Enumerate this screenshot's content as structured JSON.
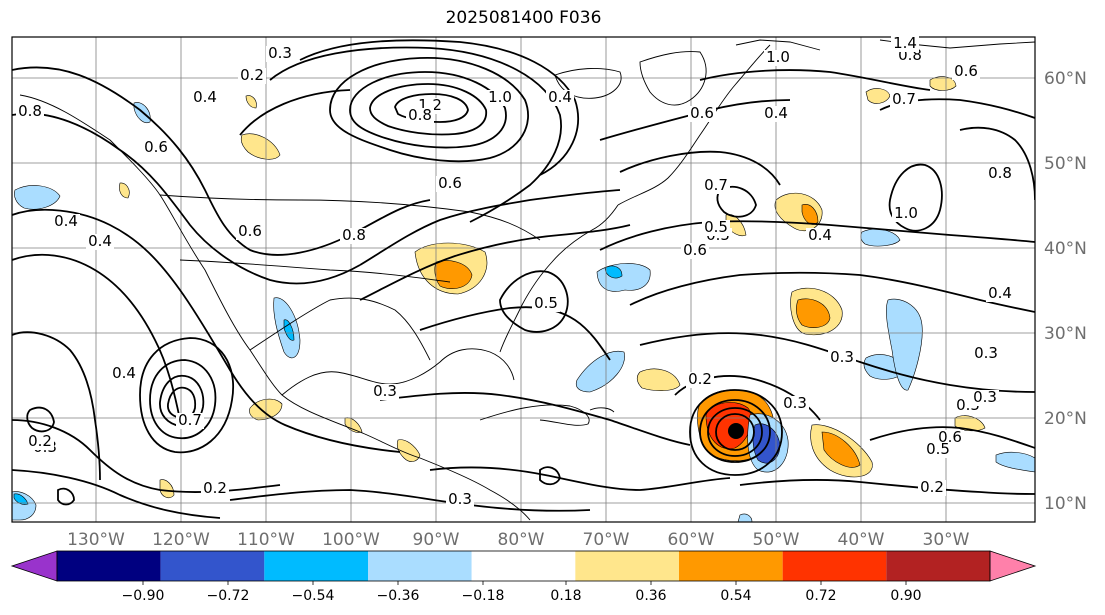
{
  "title": "2025081400 F036",
  "map": {
    "lon_labels": [
      "130°W",
      "120°W",
      "110°W",
      "100°W",
      "90°W",
      "80°W",
      "70°W",
      "60°W",
      "50°W",
      "40°W",
      "30°W"
    ],
    "lat_labels": [
      "60°N",
      "50°N",
      "40°N",
      "30°N",
      "20°N",
      "10°N"
    ],
    "gridlines": true,
    "line_color": "#000000",
    "coast_color": "#000000"
  },
  "colorbar": {
    "tick_labels": [
      "−0.90",
      "−0.72",
      "−0.54",
      "−0.36",
      "−0.18",
      "0.18",
      "0.36",
      "0.54",
      "0.72",
      "0.90"
    ],
    "colors": [
      "#9933cc",
      "#000080",
      "#3355cc",
      "#00bbff",
      "#aaddff",
      "#ffffff",
      "#ffe68c",
      "#ff9900",
      "#ff3300",
      "#b22222",
      "#ff80aa"
    ],
    "extend": "both"
  },
  "contour_labels": [
    "0.3",
    "0.2",
    "0.4",
    "0.8",
    "0.6",
    "0.4",
    "0.6",
    "0.4",
    "0.8",
    "1.2",
    "1.0",
    "0.8",
    "0.6",
    "0.4",
    "0.5",
    "0.6",
    "0.5",
    "0.3",
    "0.4",
    "0.7",
    "0.3",
    "0.2",
    "0.3",
    "0.2",
    "1.0",
    "0.8",
    "0.6",
    "0.7",
    "1.0",
    "0.8",
    "0.4",
    "0.4",
    "0.3",
    "0.5",
    "0.6",
    "0.5",
    "0.3",
    "0.2",
    "0.3",
    "1.4",
    "0.2",
    "0.6",
    "0.4",
    "0.7",
    "0.5",
    "0.3"
  ]
}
++++
### TASK DETAILS
Reproduce the full listing faithfully, but do not carry over any pictures.

### RESPONSE BELOW
Enumerate this screenshot's content as structured JSON.
{
  "title": "2025081400 F036",
  "map": {
    "lon_labels": [
      "130°W",
      "120°W",
      "110°W",
      "100°W",
      "90°W",
      "80°W",
      "70°W",
      "60°W",
      "50°W",
      "40°W",
      "30°W"
    ],
    "lat_labels": [
      "60°N",
      "50°N",
      "40°N",
      "30°N",
      "20°N",
      "10°N"
    ],
    "gridlines": true,
    "line_color": "#000000",
    "coast_color": "#000000"
  },
  "colorbar": {
    "tick_labels": [
      "−0.90",
      "−0.72",
      "−0.54",
      "−0.36",
      "−0.18",
      "0.18",
      "0.36",
      "0.54",
      "0.72",
      "0.90"
    ],
    "colors": [
      "#9933cc",
      "#000080",
      "#3355cc",
      "#00bbff",
      "#aaddff",
      "#ffffff",
      "#ffe68c",
      "#ff9900",
      "#ff3300",
      "#b22222",
      "#ff80aa"
    ],
    "extend": "both"
  },
  "contour_labels": [
    "0.3",
    "0.2",
    "0.4",
    "0.8",
    "0.6",
    "0.4",
    "0.6",
    "0.4",
    "0.8",
    "1.2",
    "1.0",
    "0.8",
    "0.6",
    "0.4",
    "0.5",
    "0.6",
    "0.5",
    "0.3",
    "0.4",
    "0.7",
    "0.3",
    "0.2",
    "0.3",
    "0.2",
    "1.0",
    "0.8",
    "0.6",
    "0.7",
    "1.0",
    "0.8",
    "0.4",
    "0.4",
    "0.3",
    "0.5",
    "0.6",
    "0.5",
    "0.3",
    "0.2",
    "0.3",
    "1.4",
    "0.2",
    "0.6",
    "0.4",
    "0.7",
    "0.5",
    "0.3"
  ]
}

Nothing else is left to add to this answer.